- WORK TO BE COMPLETED: All lines featuring the string "coefficient" are to be listed.

## Start

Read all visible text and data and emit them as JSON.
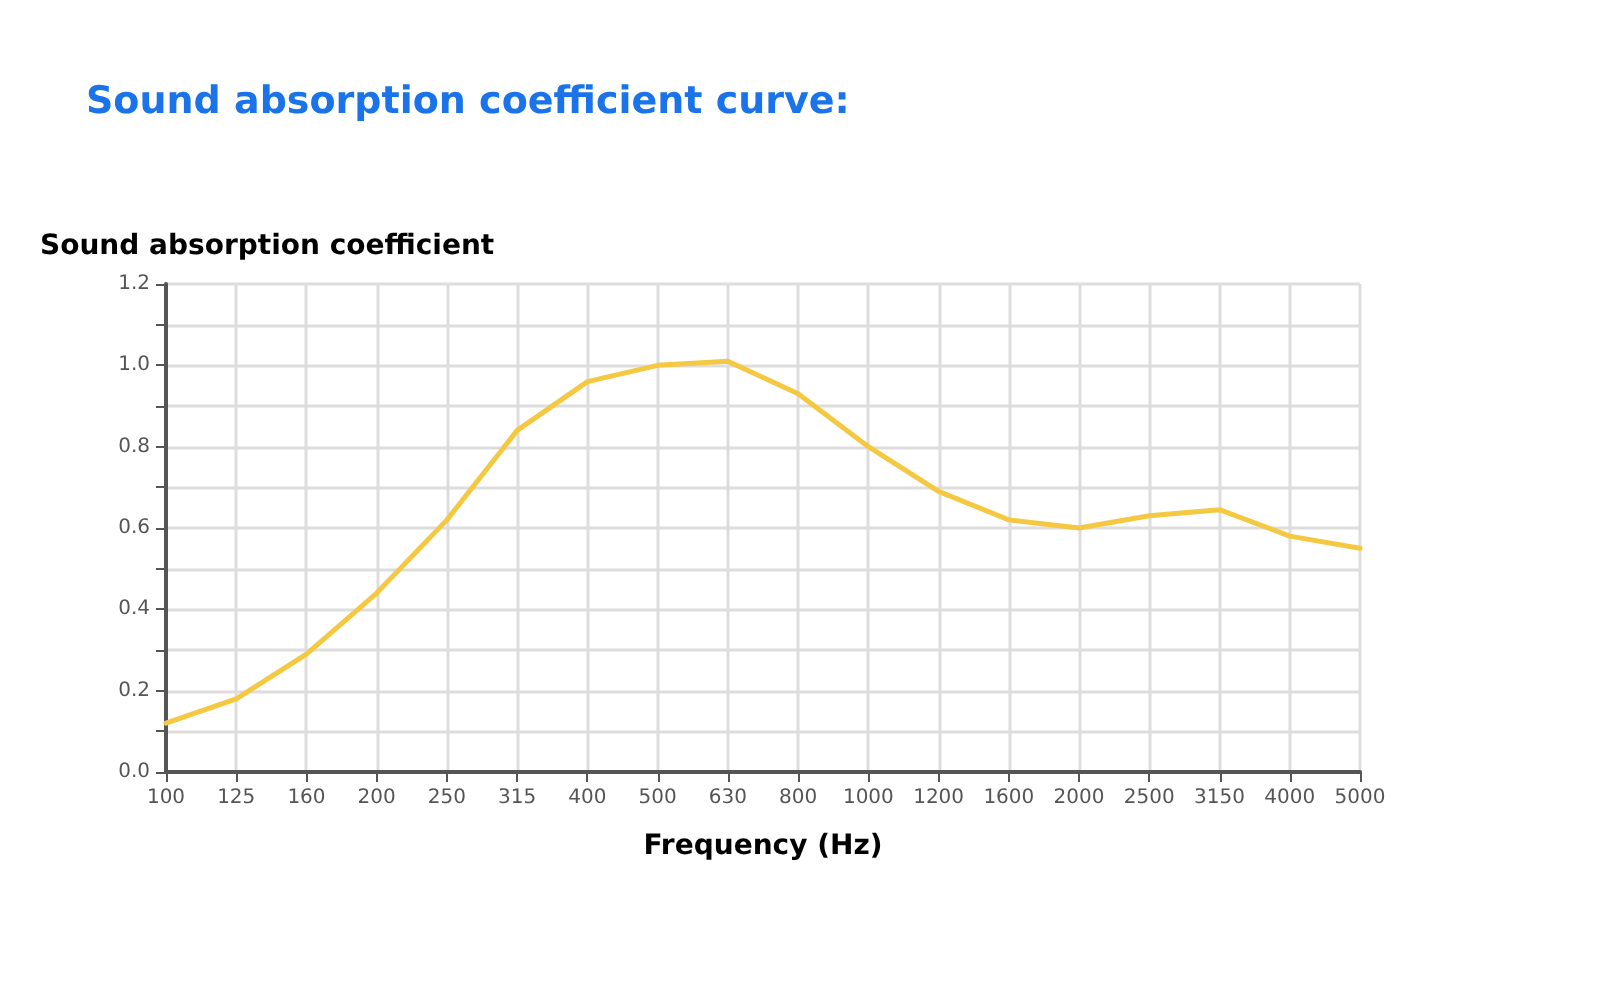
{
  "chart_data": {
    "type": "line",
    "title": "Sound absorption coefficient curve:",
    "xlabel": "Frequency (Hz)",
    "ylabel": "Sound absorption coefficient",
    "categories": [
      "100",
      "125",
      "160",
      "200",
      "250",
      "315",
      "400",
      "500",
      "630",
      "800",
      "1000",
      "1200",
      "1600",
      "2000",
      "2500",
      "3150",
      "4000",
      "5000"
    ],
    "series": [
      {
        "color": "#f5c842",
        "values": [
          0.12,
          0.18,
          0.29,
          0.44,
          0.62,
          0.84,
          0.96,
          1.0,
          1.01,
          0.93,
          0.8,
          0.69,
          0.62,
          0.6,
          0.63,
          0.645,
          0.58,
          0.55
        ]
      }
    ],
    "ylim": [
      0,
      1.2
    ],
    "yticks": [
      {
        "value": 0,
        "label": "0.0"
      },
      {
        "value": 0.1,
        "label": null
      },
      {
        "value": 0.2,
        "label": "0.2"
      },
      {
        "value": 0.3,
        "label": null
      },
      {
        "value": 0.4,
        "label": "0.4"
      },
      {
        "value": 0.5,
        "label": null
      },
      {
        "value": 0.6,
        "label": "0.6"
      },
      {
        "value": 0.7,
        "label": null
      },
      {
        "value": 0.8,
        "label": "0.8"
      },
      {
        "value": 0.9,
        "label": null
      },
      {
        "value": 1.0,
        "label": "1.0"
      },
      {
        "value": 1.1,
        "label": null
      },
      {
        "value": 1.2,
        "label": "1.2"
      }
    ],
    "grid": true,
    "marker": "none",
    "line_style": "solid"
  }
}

## End
## Start

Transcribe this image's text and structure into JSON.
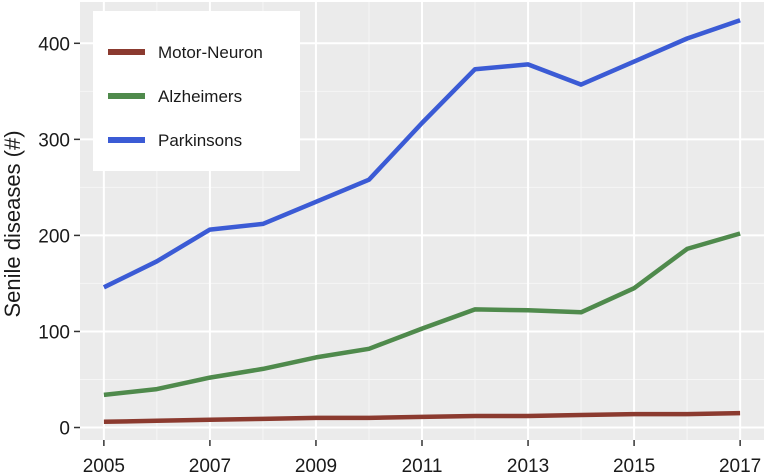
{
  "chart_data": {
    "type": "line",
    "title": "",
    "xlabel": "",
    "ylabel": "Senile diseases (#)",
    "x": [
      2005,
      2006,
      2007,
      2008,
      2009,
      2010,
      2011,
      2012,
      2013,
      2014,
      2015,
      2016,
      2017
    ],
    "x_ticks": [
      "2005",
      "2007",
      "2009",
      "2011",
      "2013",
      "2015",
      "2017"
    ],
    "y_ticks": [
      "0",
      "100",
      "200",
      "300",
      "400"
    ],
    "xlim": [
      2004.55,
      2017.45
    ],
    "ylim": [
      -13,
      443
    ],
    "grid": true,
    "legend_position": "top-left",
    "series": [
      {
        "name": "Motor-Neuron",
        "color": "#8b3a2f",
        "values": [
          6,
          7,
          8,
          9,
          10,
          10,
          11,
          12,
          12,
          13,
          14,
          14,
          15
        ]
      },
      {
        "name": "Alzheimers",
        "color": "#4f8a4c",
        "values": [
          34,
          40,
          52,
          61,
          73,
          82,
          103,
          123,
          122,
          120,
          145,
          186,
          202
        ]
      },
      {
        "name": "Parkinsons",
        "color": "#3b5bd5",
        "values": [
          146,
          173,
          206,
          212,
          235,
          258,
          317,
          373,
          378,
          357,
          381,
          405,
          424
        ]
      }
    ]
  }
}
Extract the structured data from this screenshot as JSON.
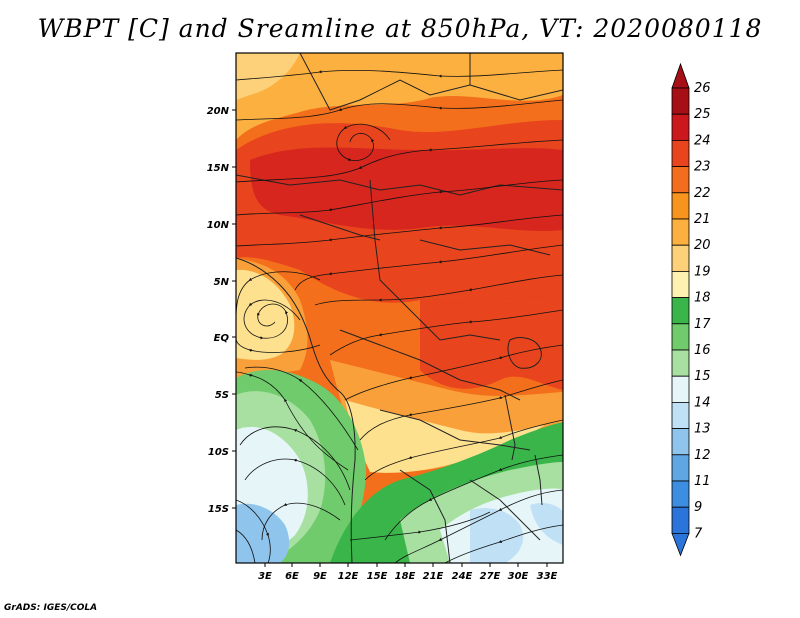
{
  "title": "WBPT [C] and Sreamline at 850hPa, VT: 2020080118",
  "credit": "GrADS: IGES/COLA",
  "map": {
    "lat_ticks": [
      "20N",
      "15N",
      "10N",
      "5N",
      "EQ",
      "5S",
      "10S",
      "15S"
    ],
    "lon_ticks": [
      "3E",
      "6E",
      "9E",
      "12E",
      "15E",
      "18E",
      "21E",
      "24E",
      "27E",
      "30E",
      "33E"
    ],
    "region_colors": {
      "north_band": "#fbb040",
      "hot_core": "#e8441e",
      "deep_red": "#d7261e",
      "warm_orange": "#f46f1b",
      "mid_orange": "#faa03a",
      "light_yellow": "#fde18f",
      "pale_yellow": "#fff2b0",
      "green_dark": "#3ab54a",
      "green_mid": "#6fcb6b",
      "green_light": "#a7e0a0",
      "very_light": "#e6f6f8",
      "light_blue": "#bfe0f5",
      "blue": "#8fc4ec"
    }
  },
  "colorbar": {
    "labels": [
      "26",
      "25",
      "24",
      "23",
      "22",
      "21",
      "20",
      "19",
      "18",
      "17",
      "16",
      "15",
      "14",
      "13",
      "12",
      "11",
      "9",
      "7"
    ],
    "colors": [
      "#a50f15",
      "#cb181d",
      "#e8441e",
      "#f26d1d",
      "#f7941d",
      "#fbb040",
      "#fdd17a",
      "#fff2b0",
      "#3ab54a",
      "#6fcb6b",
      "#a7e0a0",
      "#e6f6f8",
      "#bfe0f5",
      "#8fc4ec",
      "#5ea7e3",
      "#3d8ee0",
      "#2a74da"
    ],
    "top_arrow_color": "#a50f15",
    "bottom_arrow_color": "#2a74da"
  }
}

## End
## Start

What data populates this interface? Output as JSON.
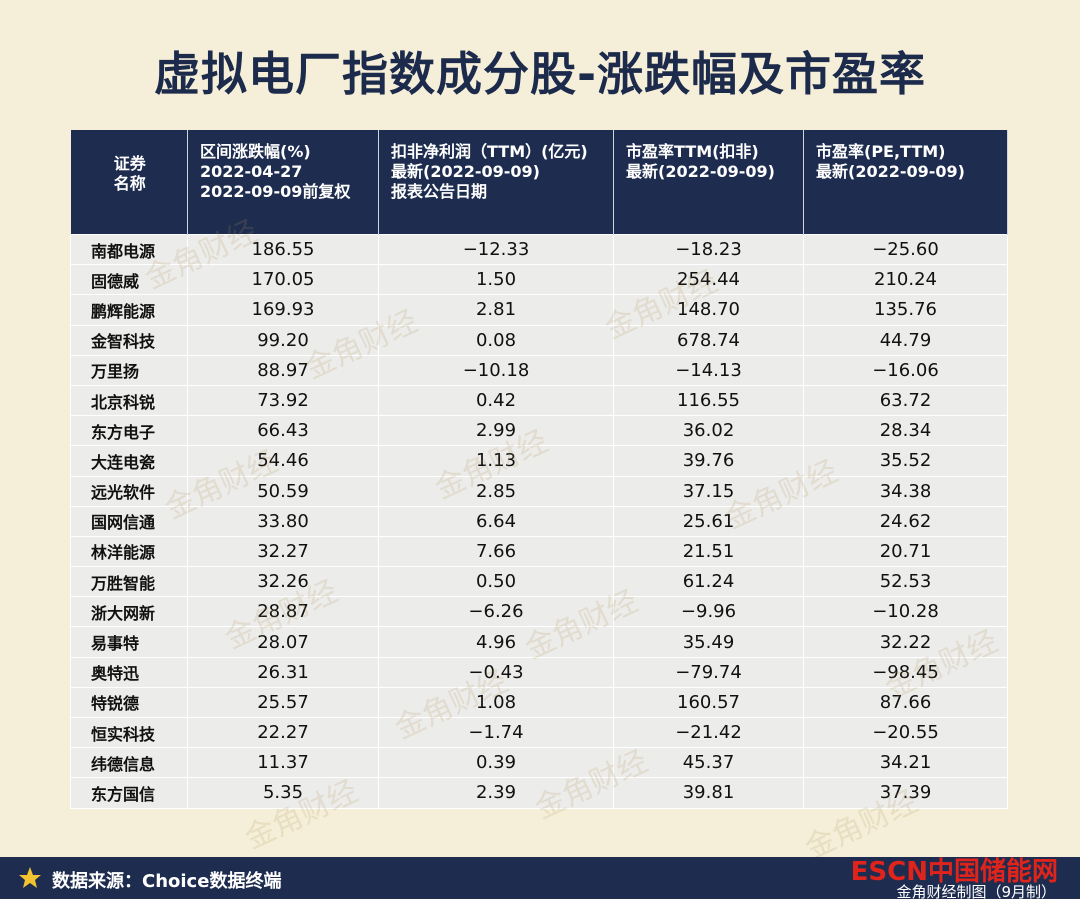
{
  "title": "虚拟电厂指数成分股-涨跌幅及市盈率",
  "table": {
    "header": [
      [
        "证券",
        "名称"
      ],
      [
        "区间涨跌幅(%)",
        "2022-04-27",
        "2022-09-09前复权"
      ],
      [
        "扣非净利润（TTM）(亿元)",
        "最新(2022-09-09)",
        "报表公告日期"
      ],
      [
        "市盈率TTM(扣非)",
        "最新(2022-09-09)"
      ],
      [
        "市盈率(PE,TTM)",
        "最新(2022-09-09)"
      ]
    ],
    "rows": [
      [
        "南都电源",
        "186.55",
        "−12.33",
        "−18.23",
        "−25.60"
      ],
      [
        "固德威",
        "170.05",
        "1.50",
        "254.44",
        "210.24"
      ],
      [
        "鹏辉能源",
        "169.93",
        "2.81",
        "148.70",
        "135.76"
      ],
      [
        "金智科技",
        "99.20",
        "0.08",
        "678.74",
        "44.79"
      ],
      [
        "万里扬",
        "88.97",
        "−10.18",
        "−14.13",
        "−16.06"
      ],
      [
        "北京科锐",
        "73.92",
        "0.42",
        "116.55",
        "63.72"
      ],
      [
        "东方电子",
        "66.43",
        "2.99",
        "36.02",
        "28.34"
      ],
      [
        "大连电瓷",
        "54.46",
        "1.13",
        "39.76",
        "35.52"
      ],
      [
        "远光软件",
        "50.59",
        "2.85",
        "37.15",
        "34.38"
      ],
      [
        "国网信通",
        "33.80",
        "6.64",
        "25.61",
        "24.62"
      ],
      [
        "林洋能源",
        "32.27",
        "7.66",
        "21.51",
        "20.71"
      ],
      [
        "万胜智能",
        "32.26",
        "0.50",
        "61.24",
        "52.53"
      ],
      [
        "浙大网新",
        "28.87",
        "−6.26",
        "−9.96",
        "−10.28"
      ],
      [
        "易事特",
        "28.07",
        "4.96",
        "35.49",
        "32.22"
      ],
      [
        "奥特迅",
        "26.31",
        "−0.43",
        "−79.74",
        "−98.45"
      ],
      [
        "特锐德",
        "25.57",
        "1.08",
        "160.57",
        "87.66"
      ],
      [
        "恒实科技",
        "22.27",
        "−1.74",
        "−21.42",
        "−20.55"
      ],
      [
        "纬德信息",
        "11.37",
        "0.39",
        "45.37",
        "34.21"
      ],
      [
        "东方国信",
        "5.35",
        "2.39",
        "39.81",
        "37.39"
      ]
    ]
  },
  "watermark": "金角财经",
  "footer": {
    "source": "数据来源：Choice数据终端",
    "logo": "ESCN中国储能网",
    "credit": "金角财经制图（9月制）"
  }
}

## End

- OUTPUT OF THE TASK:
    "title": "Sound absorption coefficient curve:",
    "ylabel": "Sound absorption coefficient",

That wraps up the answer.